— BEGIN Data for this task —

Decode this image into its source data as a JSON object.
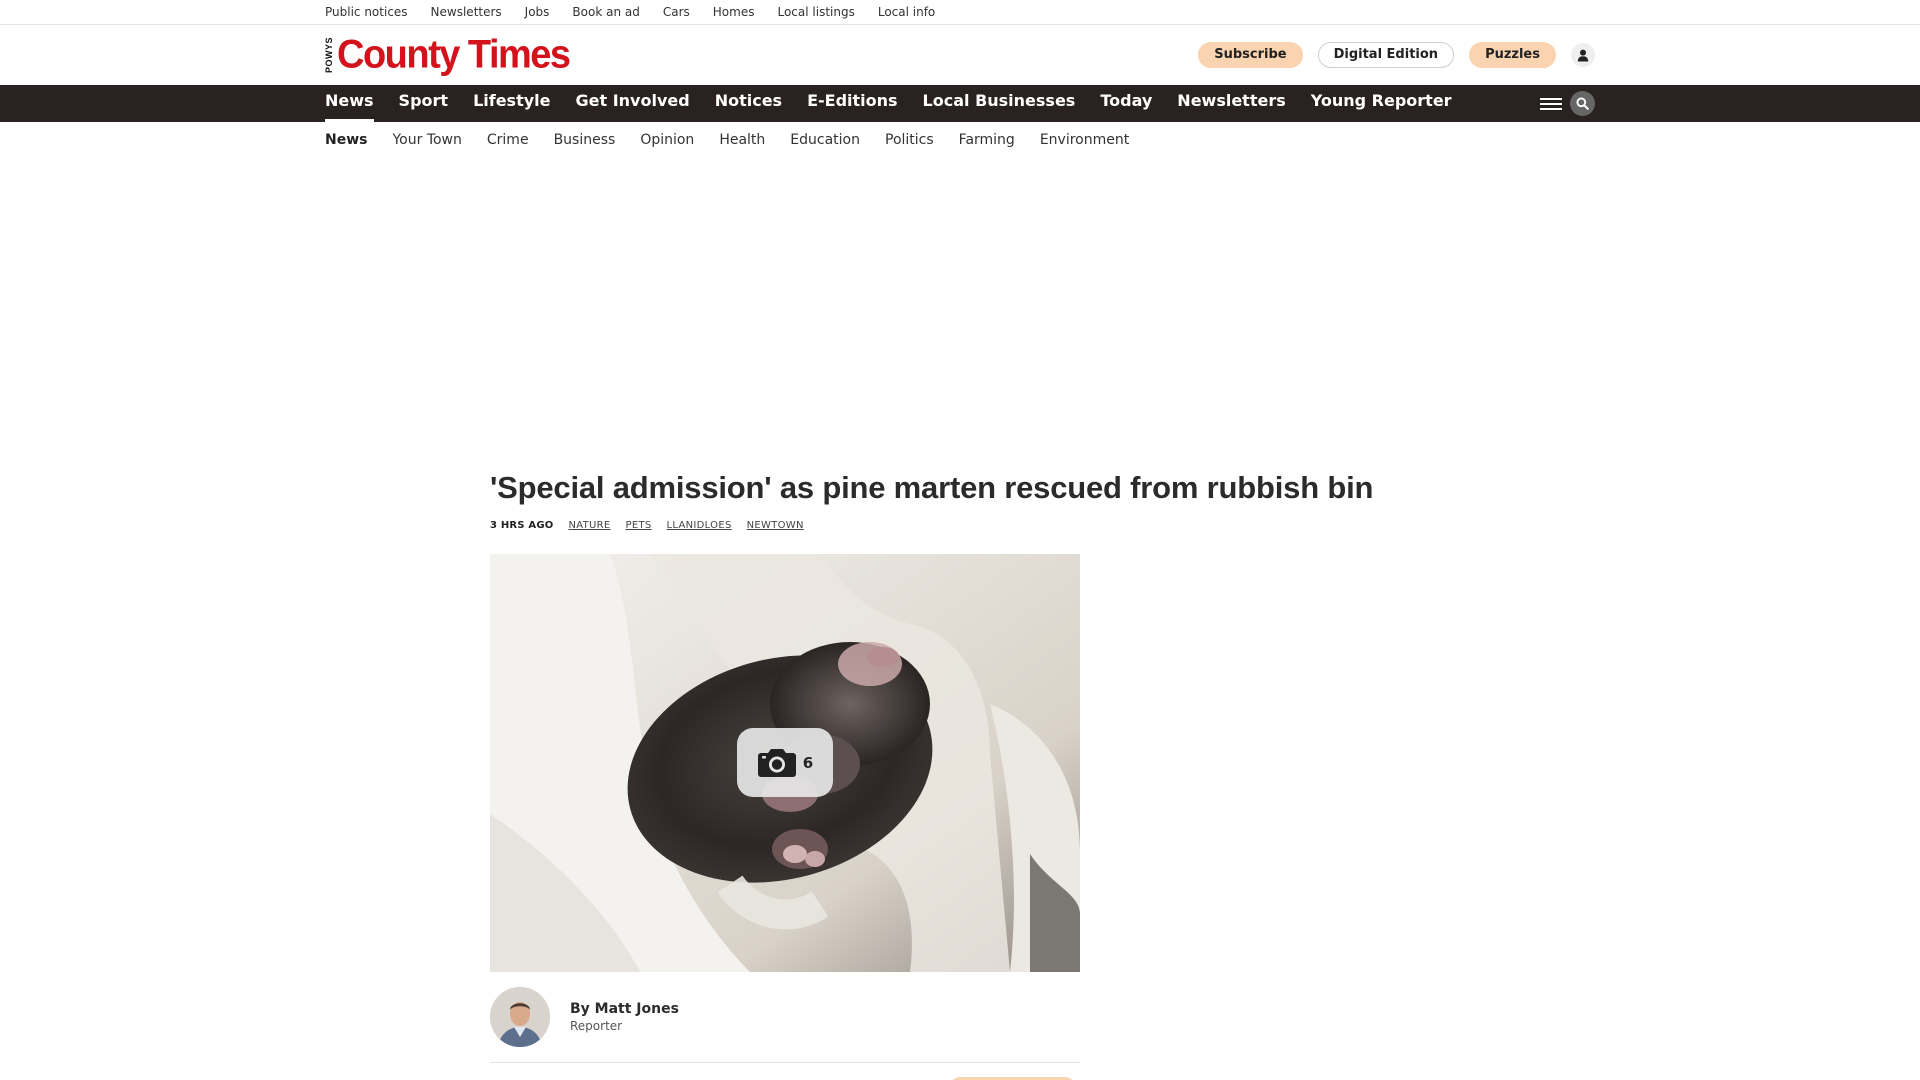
{
  "topbar": {
    "links": [
      "Public notices",
      "Newsletters",
      "Jobs",
      "Book an ad",
      "Cars",
      "Homes",
      "Local listings",
      "Local info"
    ]
  },
  "brand": {
    "logo_small": "POWYS",
    "logo_main": "County Times",
    "logo_color": "#d4121c"
  },
  "header_actions": {
    "subscribe": "Subscribe",
    "digital_edition": "Digital Edition",
    "puzzles": "Puzzles",
    "accent_color": "#fad4b0"
  },
  "main_nav": {
    "background": "#2a2220",
    "items": [
      "News",
      "Sport",
      "Lifestyle",
      "Get Involved",
      "Notices",
      "E-Editions",
      "Local Businesses",
      "Today",
      "Newsletters",
      "Young Reporter"
    ],
    "active": "News"
  },
  "sub_nav": {
    "items": [
      "News",
      "Your Town",
      "Crime",
      "Business",
      "Opinion",
      "Health",
      "Education",
      "Politics",
      "Farming",
      "Environment"
    ],
    "active": "News"
  },
  "article": {
    "headline": "'Special admission' as pine marten rescued from rubbish bin",
    "time": "3 HRS AGO",
    "tags": [
      "NATURE",
      "PETS",
      "LLANIDLOES",
      "NEWTOWN"
    ],
    "gallery_count": "6",
    "author_prefix": "By",
    "author_name": "Matt Jones",
    "author_role": "Reporter"
  }
}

— END Data for this task —

*What you have to do*. Going through the entries above line by line, work out how many lines include the word "Reporter". Only the number is required.

*Exercise response*. 2